(Excerpts from a figure dataset)

** begin **

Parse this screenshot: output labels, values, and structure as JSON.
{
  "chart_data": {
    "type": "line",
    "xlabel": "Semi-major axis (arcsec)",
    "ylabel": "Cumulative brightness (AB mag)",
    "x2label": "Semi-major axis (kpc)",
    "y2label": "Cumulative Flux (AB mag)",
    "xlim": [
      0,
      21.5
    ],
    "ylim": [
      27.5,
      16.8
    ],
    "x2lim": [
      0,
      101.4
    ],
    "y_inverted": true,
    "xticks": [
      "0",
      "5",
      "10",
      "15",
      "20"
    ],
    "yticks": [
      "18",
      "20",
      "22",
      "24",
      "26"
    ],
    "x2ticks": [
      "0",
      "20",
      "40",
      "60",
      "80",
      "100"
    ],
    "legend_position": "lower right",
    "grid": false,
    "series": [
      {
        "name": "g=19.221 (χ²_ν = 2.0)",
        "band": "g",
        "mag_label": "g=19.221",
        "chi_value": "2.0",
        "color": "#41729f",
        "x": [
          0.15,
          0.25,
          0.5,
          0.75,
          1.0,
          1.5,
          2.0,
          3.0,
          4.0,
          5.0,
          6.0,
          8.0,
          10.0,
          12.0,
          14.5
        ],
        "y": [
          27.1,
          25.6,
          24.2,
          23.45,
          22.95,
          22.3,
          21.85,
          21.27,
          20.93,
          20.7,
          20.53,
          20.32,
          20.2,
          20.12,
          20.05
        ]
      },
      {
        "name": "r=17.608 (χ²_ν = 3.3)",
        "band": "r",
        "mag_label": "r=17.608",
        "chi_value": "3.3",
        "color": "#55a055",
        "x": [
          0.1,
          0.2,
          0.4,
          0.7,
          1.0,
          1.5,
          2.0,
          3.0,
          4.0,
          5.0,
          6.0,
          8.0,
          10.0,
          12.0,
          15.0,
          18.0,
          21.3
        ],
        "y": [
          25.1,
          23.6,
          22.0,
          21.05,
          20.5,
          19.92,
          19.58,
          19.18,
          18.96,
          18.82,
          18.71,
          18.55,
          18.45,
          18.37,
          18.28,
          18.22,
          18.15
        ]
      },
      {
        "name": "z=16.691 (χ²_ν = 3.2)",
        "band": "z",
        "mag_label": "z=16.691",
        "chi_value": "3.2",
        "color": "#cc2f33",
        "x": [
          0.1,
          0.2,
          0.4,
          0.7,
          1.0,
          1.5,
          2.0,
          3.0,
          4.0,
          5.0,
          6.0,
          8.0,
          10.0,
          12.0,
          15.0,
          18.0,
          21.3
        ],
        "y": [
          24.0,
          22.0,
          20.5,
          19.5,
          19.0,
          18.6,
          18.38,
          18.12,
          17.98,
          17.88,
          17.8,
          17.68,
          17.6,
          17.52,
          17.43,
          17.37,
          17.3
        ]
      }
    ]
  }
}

** end **

◆ **GIVEN PROBLEM**
Please output the complete data exactly.

◆ **FULL SOLUTION**
Parse this screenshot: output labels, values, and structure as JSON.
{
  "chart_data": {
    "type": "line",
    "xlabel": "Semi-major axis (arcsec)",
    "ylabel": "Cumulative brightness (AB mag)",
    "x2label": "Semi-major axis (kpc)",
    "y2label": "Cumulative Flux (AB mag)",
    "xlim": [
      0,
      21.5
    ],
    "ylim": [
      27.5,
      16.8
    ],
    "x2lim": [
      0,
      101.4
    ],
    "y_inverted": true,
    "xticks": [
      "0",
      "5",
      "10",
      "15",
      "20"
    ],
    "yticks": [
      "18",
      "20",
      "22",
      "24",
      "26"
    ],
    "x2ticks": [
      "0",
      "20",
      "40",
      "60",
      "80",
      "100"
    ],
    "legend_position": "lower right",
    "grid": false,
    "series": [
      {
        "name": "g=19.221 (χ²_ν = 2.0)",
        "band": "g",
        "mag_label": "g=19.221",
        "chi_value": "2.0",
        "color": "#41729f",
        "x": [
          0.15,
          0.25,
          0.5,
          0.75,
          1.0,
          1.5,
          2.0,
          3.0,
          4.0,
          5.0,
          6.0,
          8.0,
          10.0,
          12.0,
          14.5
        ],
        "y": [
          27.1,
          25.6,
          24.2,
          23.45,
          22.95,
          22.3,
          21.85,
          21.27,
          20.93,
          20.7,
          20.53,
          20.32,
          20.2,
          20.12,
          20.05
        ]
      },
      {
        "name": "r=17.608 (χ²_ν = 3.3)",
        "band": "r",
        "mag_label": "r=17.608",
        "chi_value": "3.3",
        "color": "#55a055",
        "x": [
          0.1,
          0.2,
          0.4,
          0.7,
          1.0,
          1.5,
          2.0,
          3.0,
          4.0,
          5.0,
          6.0,
          8.0,
          10.0,
          12.0,
          15.0,
          18.0,
          21.3
        ],
        "y": [
          25.1,
          23.6,
          22.0,
          21.05,
          20.5,
          19.92,
          19.58,
          19.18,
          18.96,
          18.82,
          18.71,
          18.55,
          18.45,
          18.37,
          18.28,
          18.22,
          18.15
        ]
      },
      {
        "name": "z=16.691 (χ²_ν = 3.2)",
        "band": "z",
        "mag_label": "z=16.691",
        "chi_value": "3.2",
        "color": "#cc2f33",
        "x": [
          0.1,
          0.2,
          0.4,
          0.7,
          1.0,
          1.5,
          2.0,
          3.0,
          4.0,
          5.0,
          6.0,
          8.0,
          10.0,
          12.0,
          15.0,
          18.0,
          21.3
        ],
        "y": [
          24.0,
          22.0,
          20.5,
          19.5,
          19.0,
          18.6,
          18.38,
          18.12,
          17.98,
          17.88,
          17.8,
          17.68,
          17.6,
          17.52,
          17.43,
          17.37,
          17.3
        ]
      }
    ]
  }
}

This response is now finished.